--- start of Input for this task ---

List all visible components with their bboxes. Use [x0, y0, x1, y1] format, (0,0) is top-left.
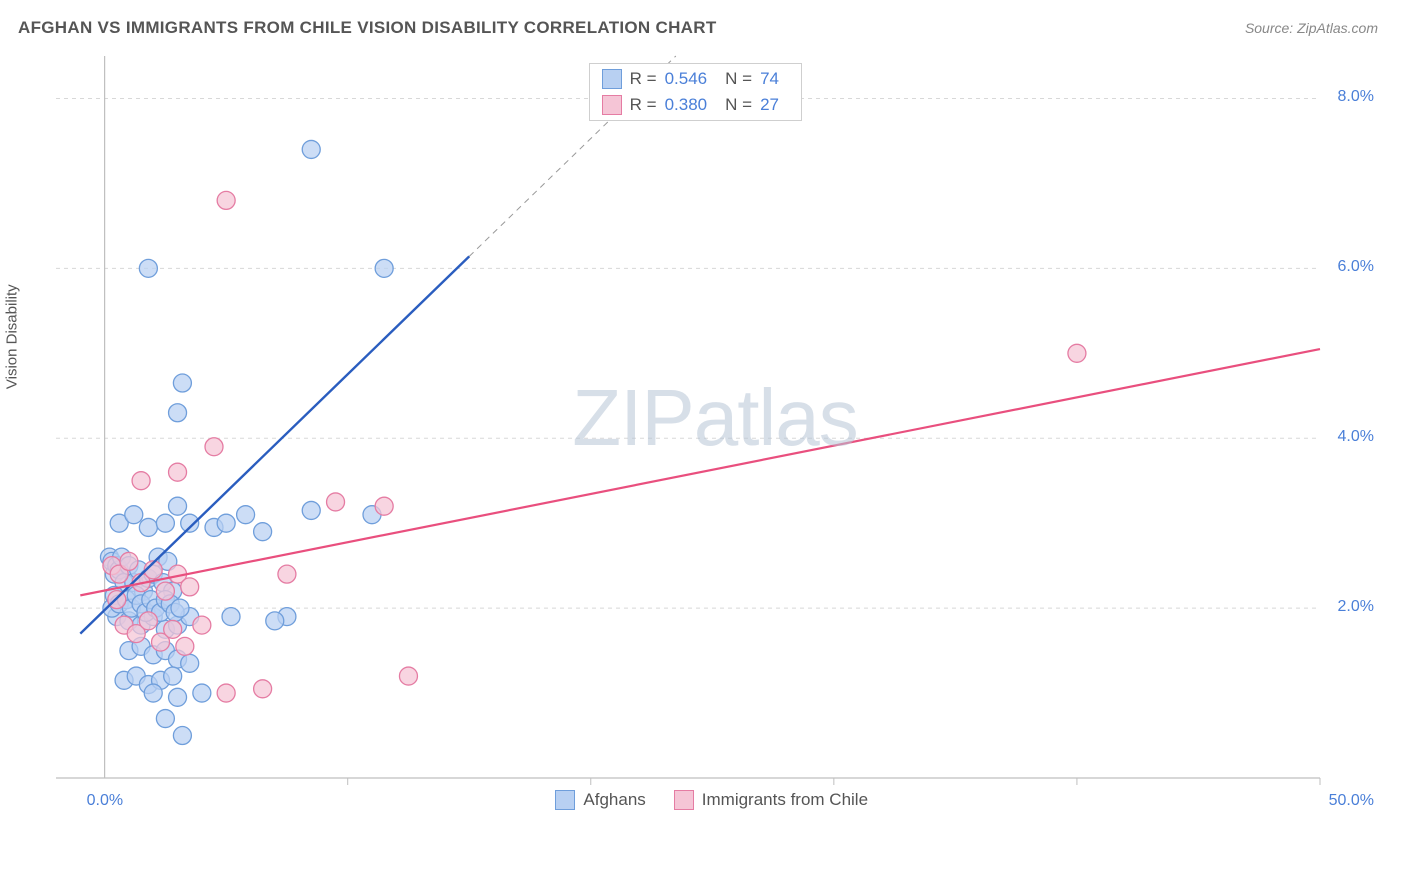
series-legend: Afghans Immigrants from Chile [555, 790, 868, 810]
x-tick-label: 50.0% [1329, 792, 1374, 810]
series-swatch [555, 790, 575, 810]
correlation-row: R = 0.380 N = 27 [590, 92, 801, 118]
series-swatch [602, 69, 622, 89]
y-tick-label: 8.0% [1338, 88, 1374, 106]
source-attribution: Source: ZipAtlas.com [1245, 20, 1378, 36]
n-label: N = [725, 69, 752, 89]
r-value: 0.546 [665, 69, 708, 89]
legend-label: Immigrants from Chile [702, 790, 868, 810]
chart-title: AFGHAN VS IMMIGRANTS FROM CHILE VISION D… [18, 18, 717, 38]
correlation-row: R = 0.546 N = 74 [590, 66, 801, 92]
r-label: R = [630, 95, 657, 115]
y-tick-label: 2.0% [1338, 598, 1374, 616]
r-label: R = [630, 69, 657, 89]
legend-item: Immigrants from Chile [674, 790, 868, 810]
n-value: 74 [760, 69, 779, 89]
n-value: 27 [760, 95, 779, 115]
correlation-legend: R = 0.546 N = 74 R = 0.380 N = 27 [589, 63, 802, 121]
n-label: N = [725, 95, 752, 115]
r-value: 0.380 [665, 95, 708, 115]
legend-item: Afghans [555, 790, 645, 810]
series-swatch [674, 790, 694, 810]
x-tick-label: 0.0% [87, 792, 123, 810]
y-tick-label: 4.0% [1338, 428, 1374, 446]
scatter-chart [50, 48, 1380, 818]
series-swatch [602, 95, 622, 115]
chart-container: Vision Disability ZIPatlas R =0.546N =74… [50, 48, 1380, 818]
y-tick-label: 6.0% [1338, 258, 1374, 276]
y-axis-label: Vision Disability [4, 284, 21, 389]
legend-label: Afghans [583, 790, 645, 810]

--- end of Input for this task ---

__Exercise description__: Please extract the lines of the listing exactly, starting with the line containing "series-legend: Afghans Immigrants" and going on through the line containing "n-label: N = [725, 69, 752, 89]".

__Reply__:
series-legend: Afghans Immigrants from Chile [555, 790, 868, 810]
x-tick-label: 50.0% [1329, 792, 1374, 810]
series-swatch [555, 790, 575, 810]
correlation-row: R = 0.380 N = 27 [590, 92, 801, 118]
series-swatch [602, 69, 622, 89]
y-tick-label: 8.0% [1338, 88, 1374, 106]
source-attribution: Source: ZipAtlas.com [1245, 20, 1378, 36]
n-label: N = [725, 69, 752, 89]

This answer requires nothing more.